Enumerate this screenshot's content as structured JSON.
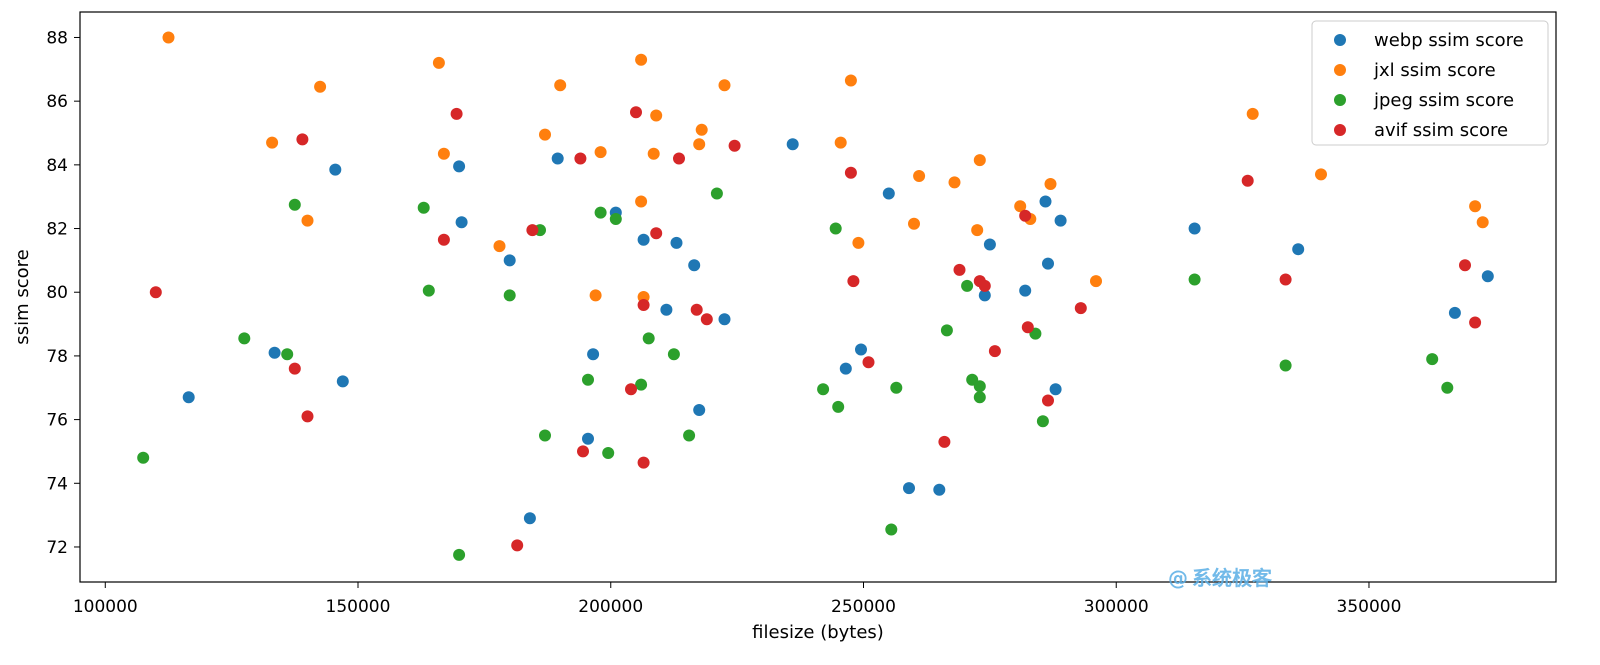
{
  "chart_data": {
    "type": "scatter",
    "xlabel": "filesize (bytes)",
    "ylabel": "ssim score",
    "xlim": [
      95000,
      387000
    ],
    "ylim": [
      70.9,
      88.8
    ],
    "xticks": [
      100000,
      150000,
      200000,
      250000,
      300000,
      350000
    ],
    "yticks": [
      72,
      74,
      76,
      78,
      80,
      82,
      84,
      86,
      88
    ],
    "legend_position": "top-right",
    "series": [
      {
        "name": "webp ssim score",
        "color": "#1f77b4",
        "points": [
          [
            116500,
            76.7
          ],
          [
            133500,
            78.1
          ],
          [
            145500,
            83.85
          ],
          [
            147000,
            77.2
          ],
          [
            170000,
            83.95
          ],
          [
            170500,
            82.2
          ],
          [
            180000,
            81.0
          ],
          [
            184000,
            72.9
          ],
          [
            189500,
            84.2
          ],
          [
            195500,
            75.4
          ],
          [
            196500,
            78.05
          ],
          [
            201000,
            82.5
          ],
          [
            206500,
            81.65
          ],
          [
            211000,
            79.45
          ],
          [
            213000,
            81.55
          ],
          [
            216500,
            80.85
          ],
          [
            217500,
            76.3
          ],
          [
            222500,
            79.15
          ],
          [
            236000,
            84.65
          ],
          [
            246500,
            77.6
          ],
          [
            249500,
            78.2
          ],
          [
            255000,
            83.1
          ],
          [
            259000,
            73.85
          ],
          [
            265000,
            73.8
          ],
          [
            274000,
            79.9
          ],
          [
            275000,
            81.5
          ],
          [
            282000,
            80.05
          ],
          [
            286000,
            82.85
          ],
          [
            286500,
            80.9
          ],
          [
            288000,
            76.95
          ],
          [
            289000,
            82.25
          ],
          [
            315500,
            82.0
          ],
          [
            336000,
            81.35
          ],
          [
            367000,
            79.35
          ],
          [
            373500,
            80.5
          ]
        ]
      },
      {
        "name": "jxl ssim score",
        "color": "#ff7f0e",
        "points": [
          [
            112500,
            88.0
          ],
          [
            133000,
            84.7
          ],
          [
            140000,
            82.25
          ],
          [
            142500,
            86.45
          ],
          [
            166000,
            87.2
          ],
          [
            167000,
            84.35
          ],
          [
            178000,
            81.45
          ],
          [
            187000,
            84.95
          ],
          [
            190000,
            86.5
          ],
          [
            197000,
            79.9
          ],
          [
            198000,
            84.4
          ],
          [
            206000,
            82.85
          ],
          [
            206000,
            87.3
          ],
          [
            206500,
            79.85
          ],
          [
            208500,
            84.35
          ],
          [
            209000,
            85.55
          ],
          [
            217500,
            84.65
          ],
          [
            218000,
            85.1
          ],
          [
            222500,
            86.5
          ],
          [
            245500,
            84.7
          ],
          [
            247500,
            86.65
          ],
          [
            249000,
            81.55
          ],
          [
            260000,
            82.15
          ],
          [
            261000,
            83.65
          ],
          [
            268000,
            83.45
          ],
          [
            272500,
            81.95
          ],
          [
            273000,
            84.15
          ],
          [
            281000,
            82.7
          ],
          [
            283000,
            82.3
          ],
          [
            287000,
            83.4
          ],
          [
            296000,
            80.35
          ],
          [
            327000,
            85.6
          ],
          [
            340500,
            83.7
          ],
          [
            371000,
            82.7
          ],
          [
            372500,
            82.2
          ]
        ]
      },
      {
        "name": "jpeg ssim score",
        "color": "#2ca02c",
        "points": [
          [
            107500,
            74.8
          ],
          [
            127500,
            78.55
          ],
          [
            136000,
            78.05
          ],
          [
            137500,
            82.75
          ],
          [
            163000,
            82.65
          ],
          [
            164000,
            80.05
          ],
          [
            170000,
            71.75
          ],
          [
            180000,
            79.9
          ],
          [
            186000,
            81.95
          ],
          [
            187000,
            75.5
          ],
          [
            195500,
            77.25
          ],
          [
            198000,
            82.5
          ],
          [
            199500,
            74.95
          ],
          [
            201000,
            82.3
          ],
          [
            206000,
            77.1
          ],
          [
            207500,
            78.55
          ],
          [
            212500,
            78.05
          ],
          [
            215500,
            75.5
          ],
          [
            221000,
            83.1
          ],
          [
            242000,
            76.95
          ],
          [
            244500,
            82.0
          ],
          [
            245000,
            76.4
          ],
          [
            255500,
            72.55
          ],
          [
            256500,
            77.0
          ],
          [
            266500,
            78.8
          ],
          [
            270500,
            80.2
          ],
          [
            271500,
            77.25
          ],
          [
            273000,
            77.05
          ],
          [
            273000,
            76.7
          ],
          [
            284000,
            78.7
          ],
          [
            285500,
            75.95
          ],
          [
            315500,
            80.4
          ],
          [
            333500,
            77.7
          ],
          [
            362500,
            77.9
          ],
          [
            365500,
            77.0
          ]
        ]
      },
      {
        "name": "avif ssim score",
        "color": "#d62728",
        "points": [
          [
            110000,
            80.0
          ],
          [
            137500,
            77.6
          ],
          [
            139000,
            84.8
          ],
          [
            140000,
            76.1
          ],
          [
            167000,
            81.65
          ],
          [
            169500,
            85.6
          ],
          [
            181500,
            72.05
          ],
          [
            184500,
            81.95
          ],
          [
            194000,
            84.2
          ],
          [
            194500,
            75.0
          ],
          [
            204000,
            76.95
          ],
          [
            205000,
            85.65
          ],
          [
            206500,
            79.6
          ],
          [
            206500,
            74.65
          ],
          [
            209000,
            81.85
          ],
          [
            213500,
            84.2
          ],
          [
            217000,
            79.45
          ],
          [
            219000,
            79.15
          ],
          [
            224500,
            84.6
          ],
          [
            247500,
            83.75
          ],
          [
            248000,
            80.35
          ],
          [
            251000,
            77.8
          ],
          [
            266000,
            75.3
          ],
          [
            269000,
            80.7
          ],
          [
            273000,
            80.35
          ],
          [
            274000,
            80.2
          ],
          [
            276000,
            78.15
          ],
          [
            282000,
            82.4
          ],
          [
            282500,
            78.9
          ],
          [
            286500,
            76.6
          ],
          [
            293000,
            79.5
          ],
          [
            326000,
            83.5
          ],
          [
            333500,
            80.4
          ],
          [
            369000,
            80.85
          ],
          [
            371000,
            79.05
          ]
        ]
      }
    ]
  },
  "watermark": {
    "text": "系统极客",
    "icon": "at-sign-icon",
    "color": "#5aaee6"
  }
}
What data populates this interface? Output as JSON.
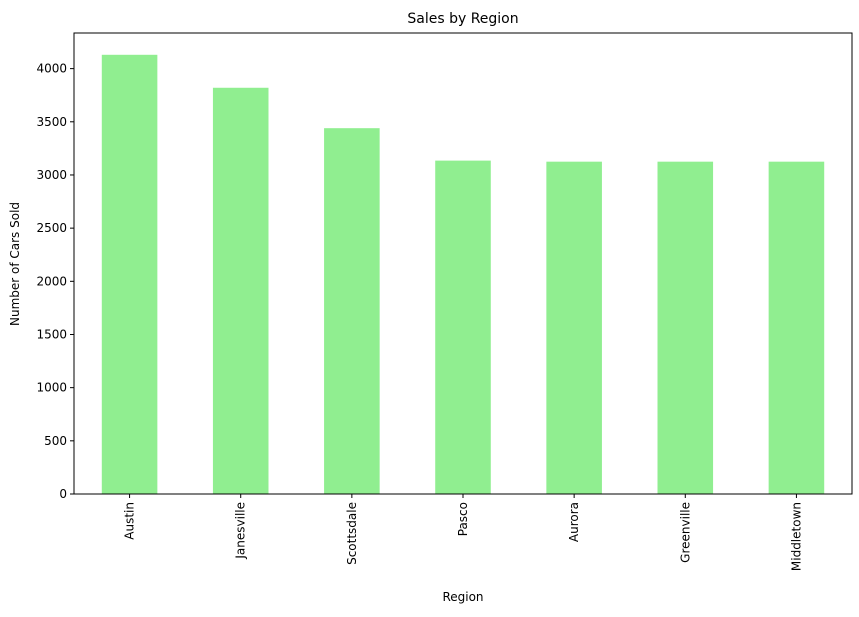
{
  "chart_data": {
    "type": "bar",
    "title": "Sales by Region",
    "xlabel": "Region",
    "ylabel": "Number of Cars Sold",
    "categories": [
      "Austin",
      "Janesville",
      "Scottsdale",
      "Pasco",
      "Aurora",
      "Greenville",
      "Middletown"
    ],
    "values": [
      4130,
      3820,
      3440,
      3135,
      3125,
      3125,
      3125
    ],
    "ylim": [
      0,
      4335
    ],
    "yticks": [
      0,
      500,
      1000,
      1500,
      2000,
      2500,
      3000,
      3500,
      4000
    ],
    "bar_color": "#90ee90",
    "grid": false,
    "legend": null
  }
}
☆ ☆ ☆
(TO DO)
An exact transcription of all the entries is required, without the pictures.

(OUTPUT BELOW)
Enumerate this screenshot's content as structured JSON.
{
  "chart_data": {
    "type": "scatter",
    "xlabel": "filesize (bytes)",
    "ylabel": "ssim score",
    "xlim": [
      95000,
      387000
    ],
    "ylim": [
      70.9,
      88.8
    ],
    "xticks": [
      100000,
      150000,
      200000,
      250000,
      300000,
      350000
    ],
    "yticks": [
      72,
      74,
      76,
      78,
      80,
      82,
      84,
      86,
      88
    ],
    "legend_position": "top-right",
    "series": [
      {
        "name": "webp ssim score",
        "color": "#1f77b4",
        "points": [
          [
            116500,
            76.7
          ],
          [
            133500,
            78.1
          ],
          [
            145500,
            83.85
          ],
          [
            147000,
            77.2
          ],
          [
            170000,
            83.95
          ],
          [
            170500,
            82.2
          ],
          [
            180000,
            81.0
          ],
          [
            184000,
            72.9
          ],
          [
            189500,
            84.2
          ],
          [
            195500,
            75.4
          ],
          [
            196500,
            78.05
          ],
          [
            201000,
            82.5
          ],
          [
            206500,
            81.65
          ],
          [
            211000,
            79.45
          ],
          [
            213000,
            81.55
          ],
          [
            216500,
            80.85
          ],
          [
            217500,
            76.3
          ],
          [
            222500,
            79.15
          ],
          [
            236000,
            84.65
          ],
          [
            246500,
            77.6
          ],
          [
            249500,
            78.2
          ],
          [
            255000,
            83.1
          ],
          [
            259000,
            73.85
          ],
          [
            265000,
            73.8
          ],
          [
            274000,
            79.9
          ],
          [
            275000,
            81.5
          ],
          [
            282000,
            80.05
          ],
          [
            286000,
            82.85
          ],
          [
            286500,
            80.9
          ],
          [
            288000,
            76.95
          ],
          [
            289000,
            82.25
          ],
          [
            315500,
            82.0
          ],
          [
            336000,
            81.35
          ],
          [
            367000,
            79.35
          ],
          [
            373500,
            80.5
          ]
        ]
      },
      {
        "name": "jxl ssim score",
        "color": "#ff7f0e",
        "points": [
          [
            112500,
            88.0
          ],
          [
            133000,
            84.7
          ],
          [
            140000,
            82.25
          ],
          [
            142500,
            86.45
          ],
          [
            166000,
            87.2
          ],
          [
            167000,
            84.35
          ],
          [
            178000,
            81.45
          ],
          [
            187000,
            84.95
          ],
          [
            190000,
            86.5
          ],
          [
            197000,
            79.9
          ],
          [
            198000,
            84.4
          ],
          [
            206000,
            82.85
          ],
          [
            206000,
            87.3
          ],
          [
            206500,
            79.85
          ],
          [
            208500,
            84.35
          ],
          [
            209000,
            85.55
          ],
          [
            217500,
            84.65
          ],
          [
            218000,
            85.1
          ],
          [
            222500,
            86.5
          ],
          [
            245500,
            84.7
          ],
          [
            247500,
            86.65
          ],
          [
            249000,
            81.55
          ],
          [
            260000,
            82.15
          ],
          [
            261000,
            83.65
          ],
          [
            268000,
            83.45
          ],
          [
            272500,
            81.95
          ],
          [
            273000,
            84.15
          ],
          [
            281000,
            82.7
          ],
          [
            283000,
            82.3
          ],
          [
            287000,
            83.4
          ],
          [
            296000,
            80.35
          ],
          [
            327000,
            85.6
          ],
          [
            340500,
            83.7
          ],
          [
            371000,
            82.7
          ],
          [
            372500,
            82.2
          ]
        ]
      },
      {
        "name": "jpeg ssim score",
        "color": "#2ca02c",
        "points": [
          [
            107500,
            74.8
          ],
          [
            127500,
            78.55
          ],
          [
            136000,
            78.05
          ],
          [
            137500,
            82.75
          ],
          [
            163000,
            82.65
          ],
          [
            164000,
            80.05
          ],
          [
            170000,
            71.75
          ],
          [
            180000,
            79.9
          ],
          [
            186000,
            81.95
          ],
          [
            187000,
            75.5
          ],
          [
            195500,
            77.25
          ],
          [
            198000,
            82.5
          ],
          [
            199500,
            74.95
          ],
          [
            201000,
            82.3
          ],
          [
            206000,
            77.1
          ],
          [
            207500,
            78.55
          ],
          [
            212500,
            78.05
          ],
          [
            215500,
            75.5
          ],
          [
            221000,
            83.1
          ],
          [
            242000,
            76.95
          ],
          [
            244500,
            82.0
          ],
          [
            245000,
            76.4
          ],
          [
            255500,
            72.55
          ],
          [
            256500,
            77.0
          ],
          [
            266500,
            78.8
          ],
          [
            270500,
            80.2
          ],
          [
            271500,
            77.25
          ],
          [
            273000,
            77.05
          ],
          [
            273000,
            76.7
          ],
          [
            284000,
            78.7
          ],
          [
            285500,
            75.95
          ],
          [
            315500,
            80.4
          ],
          [
            333500,
            77.7
          ],
          [
            362500,
            77.9
          ],
          [
            365500,
            77.0
          ]
        ]
      },
      {
        "name": "avif ssim score",
        "color": "#d62728",
        "points": [
          [
            110000,
            80.0
          ],
          [
            137500,
            77.6
          ],
          [
            139000,
            84.8
          ],
          [
            140000,
            76.1
          ],
          [
            167000,
            81.65
          ],
          [
            169500,
            85.6
          ],
          [
            181500,
            72.05
          ],
          [
            184500,
            81.95
          ],
          [
            194000,
            84.2
          ],
          [
            194500,
            75.0
          ],
          [
            204000,
            76.95
          ],
          [
            205000,
            85.65
          ],
          [
            206500,
            79.6
          ],
          [
            206500,
            74.65
          ],
          [
            209000,
            81.85
          ],
          [
            213500,
            84.2
          ],
          [
            217000,
            79.45
          ],
          [
            219000,
            79.15
          ],
          [
            224500,
            84.6
          ],
          [
            247500,
            83.75
          ],
          [
            248000,
            80.35
          ],
          [
            251000,
            77.8
          ],
          [
            266000,
            75.3
          ],
          [
            269000,
            80.7
          ],
          [
            273000,
            80.35
          ],
          [
            274000,
            80.2
          ],
          [
            276000,
            78.15
          ],
          [
            282000,
            82.4
          ],
          [
            282500,
            78.9
          ],
          [
            286500,
            76.6
          ],
          [
            293000,
            79.5
          ],
          [
            326000,
            83.5
          ],
          [
            333500,
            80.4
          ],
          [
            369000,
            80.85
          ],
          [
            371000,
            79.05
          ]
        ]
      }
    ]
  },
  "watermark": {
    "text": "系统极客",
    "icon": "at-sign-icon",
    "color": "#5aaee6"
  }
}
What data populates this interface? Output as JSON.
{
  "chart_data": {
    "type": "bar",
    "title": "Sales by Region",
    "xlabel": "Region",
    "ylabel": "Number of Cars Sold",
    "categories": [
      "Austin",
      "Janesville",
      "Scottsdale",
      "Pasco",
      "Aurora",
      "Greenville",
      "Middletown"
    ],
    "values": [
      4130,
      3820,
      3440,
      3135,
      3125,
      3125,
      3125
    ],
    "ylim": [
      0,
      4335
    ],
    "yticks": [
      0,
      500,
      1000,
      1500,
      2000,
      2500,
      3000,
      3500,
      4000
    ],
    "bar_color": "#90ee90",
    "grid": false,
    "legend": null
  }
}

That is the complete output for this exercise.